## Request
Return each line of the rows from the line with "bilibili-icon — [2, 80, 16, 94]" through the line with "tab-close-button[interactable]: ✕ —" as a string in a JSON list, leaving out blank lines.

>>>

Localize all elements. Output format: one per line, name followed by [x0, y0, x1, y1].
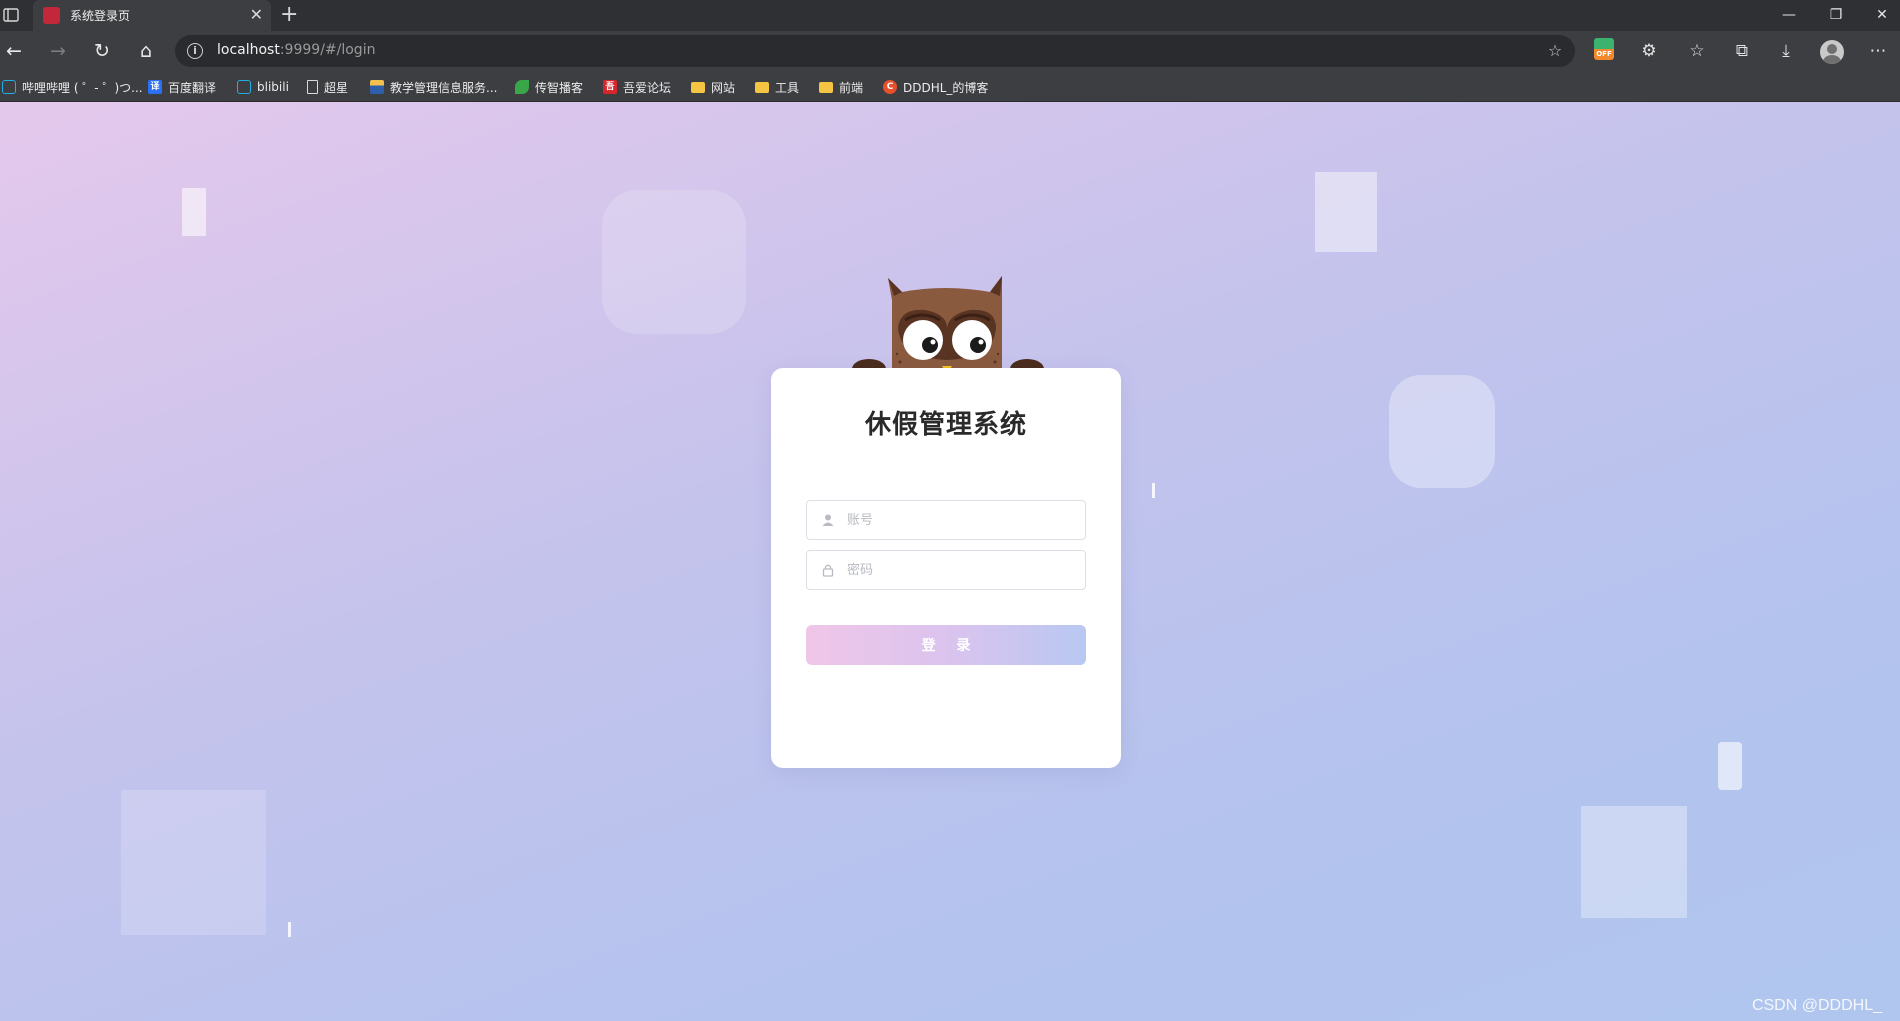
bilibili-icon — [2, 80, 16, 94]
owl-mascot — [852, 276, 1044, 379]
bookmark-item[interactable]: 吾 吾爱论坛 — [603, 78, 671, 96]
bookmark-item[interactable]: C DDDHL_的博客 — [883, 78, 988, 96]
bookmark-label: 网站 — [711, 80, 736, 95]
bookmark-label: 百度翻译 — [168, 80, 217, 95]
bookmark-item[interactable]: 哔哩哔哩 ( ゜- ゜)つ... — [2, 78, 143, 96]
decor-shape — [1718, 742, 1742, 790]
leaf-icon — [515, 80, 529, 94]
decor-shape — [288, 922, 291, 937]
bookmarks-bar: 哔哩哔哩 ( ゜- ゜)つ... 译 百度翻译 blibili 超星 教学管理信… — [0, 72, 1900, 102]
more-menu-icon[interactable]: ⋯ — [1866, 39, 1890, 63]
bookmark-item[interactable]: 前端 — [819, 78, 863, 96]
tab-title: 系统登录页 — [70, 9, 131, 23]
folder-icon — [819, 81, 833, 93]
bookmark-label: 传智播客 — [535, 80, 584, 95]
decor-shape — [1581, 806, 1687, 918]
bookmark-label: 哔哩哔哩 ( ゜- ゜)つ... — [22, 80, 143, 95]
tab-favicon-icon — [43, 7, 60, 24]
translate-icon: 译 — [148, 80, 162, 94]
bookmark-label: blibili — [257, 80, 289, 94]
extension-off-icon[interactable]: OFF — [1594, 38, 1614, 60]
user-icon — [822, 514, 834, 526]
url-host: localhost — [217, 42, 280, 58]
csdn-icon: C — [883, 80, 897, 94]
decor-shape — [1389, 375, 1495, 488]
favorites-icon[interactable]: ☆ — [1685, 39, 1709, 63]
bookmark-item[interactable]: 教学管理信息服务... — [370, 78, 497, 96]
decor-shape — [182, 188, 206, 236]
account-field[interactable] — [806, 500, 1086, 540]
bookmark-label: 前端 — [839, 80, 864, 95]
tab-close-button[interactable]: ✕ — [250, 6, 263, 24]
reload-button[interactable]: ↻ — [91, 40, 113, 62]
bookmark-label: 吾爱论坛 — [623, 80, 672, 95]
forum-icon: 吾 — [603, 80, 617, 94]
bilibili-icon — [237, 80, 251, 94]
profile-avatar[interactable] — [1820, 40, 1844, 64]
folder-icon — [691, 81, 705, 93]
url-text[interactable]: localhost:9999/#/login — [217, 42, 375, 58]
tab-strip: 系统登录页 ✕ + — ❐ ✕ — [0, 0, 1900, 31]
bookmark-label: 工具 — [775, 80, 800, 95]
school-icon — [370, 80, 384, 94]
bookmark-item[interactable]: 工具 — [755, 78, 799, 96]
bookmark-item[interactable]: 译 百度翻译 — [148, 78, 216, 96]
bookmark-item[interactable]: 传智播客 — [515, 78, 583, 96]
folder-icon — [755, 81, 769, 93]
forward-button[interactable]: → — [47, 40, 69, 62]
extensions-icon[interactable]: ⚙ — [1637, 39, 1661, 63]
restore-button[interactable]: ❐ — [1824, 4, 1848, 26]
password-field[interactable] — [806, 550, 1086, 590]
browser-tab[interactable]: 系统登录页 ✕ — [33, 0, 271, 31]
url-path: :9999/#/login — [279, 42, 376, 58]
lock-icon — [822, 564, 834, 577]
downloads-icon[interactable]: ⤓ — [1774, 39, 1798, 63]
browser-toolbar: ← → ↻ ⌂ i localhost:9999/#/login ☆ OFF ⚙… — [0, 31, 1900, 72]
login-page: 休假管理系统 登 录 CSDN @DDDHL_ — [0, 102, 1900, 1021]
add-favorite-icon[interactable]: ☆ — [1545, 41, 1565, 61]
bookmark-label: 超星 — [324, 80, 349, 95]
decor-shape — [1152, 483, 1155, 498]
bookmark-item[interactable]: blibili — [237, 78, 289, 96]
window-close-button[interactable]: ✕ — [1870, 4, 1894, 26]
bookmark-label: 教学管理信息服务... — [390, 80, 498, 95]
decor-shape — [1315, 172, 1377, 252]
minimize-button[interactable]: — — [1777, 4, 1801, 26]
bookmark-item[interactable]: 超星 — [307, 78, 348, 96]
page-icon — [307, 80, 318, 94]
password-input[interactable] — [847, 551, 1077, 589]
back-button[interactable]: ← — [3, 40, 25, 62]
login-card: 休假管理系统 登 录 — [771, 368, 1121, 768]
tab-actions-icon[interactable] — [2, 6, 20, 24]
collections-icon[interactable]: ⧉ — [1730, 39, 1754, 63]
decor-shape — [602, 190, 746, 334]
watermark: CSDN @DDDHL_ — [1751, 997, 1882, 1014]
site-info-icon[interactable]: i — [187, 43, 203, 59]
login-title: 休假管理系统 — [864, 410, 1027, 440]
new-tab-button[interactable]: + — [280, 4, 298, 26]
account-input[interactable] — [847, 501, 1077, 539]
bookmark-label: DDDHL_的博客 — [903, 80, 989, 95]
home-button[interactable]: ⌂ — [135, 40, 157, 62]
login-button[interactable]: 登 录 — [806, 625, 1086, 665]
bookmark-item[interactable]: 网站 — [691, 78, 735, 96]
address-bar[interactable]: i localhost:9999/#/login ☆ — [175, 35, 1575, 67]
decor-shape — [121, 790, 266, 935]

<<<

## Answer to this problem
[
  "bilibili-icon — [2, 80, 16, 94]",
  "owl-mascot — [852, 276, 1044, 379]",
  "bookmark-item[interactable]: 吾 吾爱论坛 — [603, 78, 671, 96]",
  "bookmark-item[interactable]: C DDDHL_的博客 — [883, 78, 988, 96]",
  "bookmark-label: 网站 — [711, 80, 736, 95]",
  "bookmark-label: 百度翻译 — [168, 80, 217, 95]",
  "bookmark-item[interactable]: 哔哩哔哩 ( ゜- ゜)つ... — [2, 78, 143, 96]",
  "decor-shape — [1718, 742, 1742, 790]",
  "leaf-icon — [515, 80, 529, 94]",
  "decor-shape — [288, 922, 291, 937]",
  "bookmarks-bar: 哔哩哔哩 ( ゜- ゜)つ... 译 百度翻译 blibili 超星 教学管理信… — [0, 72, 1900, 102]",
  "more-menu-icon[interactable]: ⋯ — [1866, 39, 1890, 63]",
  "bookmark-item[interactable]: 前端 — [819, 78, 863, 96]",
  "tab-title: 系统登录页 — [70, 9, 131, 23]",
  "folder-icon — [819, 81, 833, 93]",
  "bookmark-label: 传智播客 — [535, 80, 584, 95]",
  "decor-shape — [1581, 806, 1687, 918]",
  "bookmark-label: 哔哩哔哩 ( ゜- ゜)つ... — [22, 80, 143, 95]",
  "tab-favicon-icon — [43, 7, 60, 24]",
  "translate-icon: 译 — [148, 80, 162, 94]",
  "bookmark-label: blibili — [257, 80, 289, 94]",
  "extension-off-icon[interactable]: OFF — [1594, 38, 1614, 60]",
  "user-icon — [822, 514, 834, 526]",
  "url-host: localhost — [217, 42, 280, 58]",
  "csdn-icon: C — [883, 80, 897, 94]",
  "decor-shape — [1389, 375, 1495, 488]",
  "favorites-icon[interactable]: ☆ — [1685, 39, 1709, 63]",
  "bookmark-item[interactable]: 教学管理信息服务... — [370, 78, 497, 96]",
  "decor-shape — [182, 188, 206, 236]",
  "account-field[interactable] — [806, 500, 1086, 540]",
  "bookmark-label: 前端 — [839, 80, 864, 95]",
  "tab-close-button[interactable]: ✕ — [250, 6, 263, 24]"
]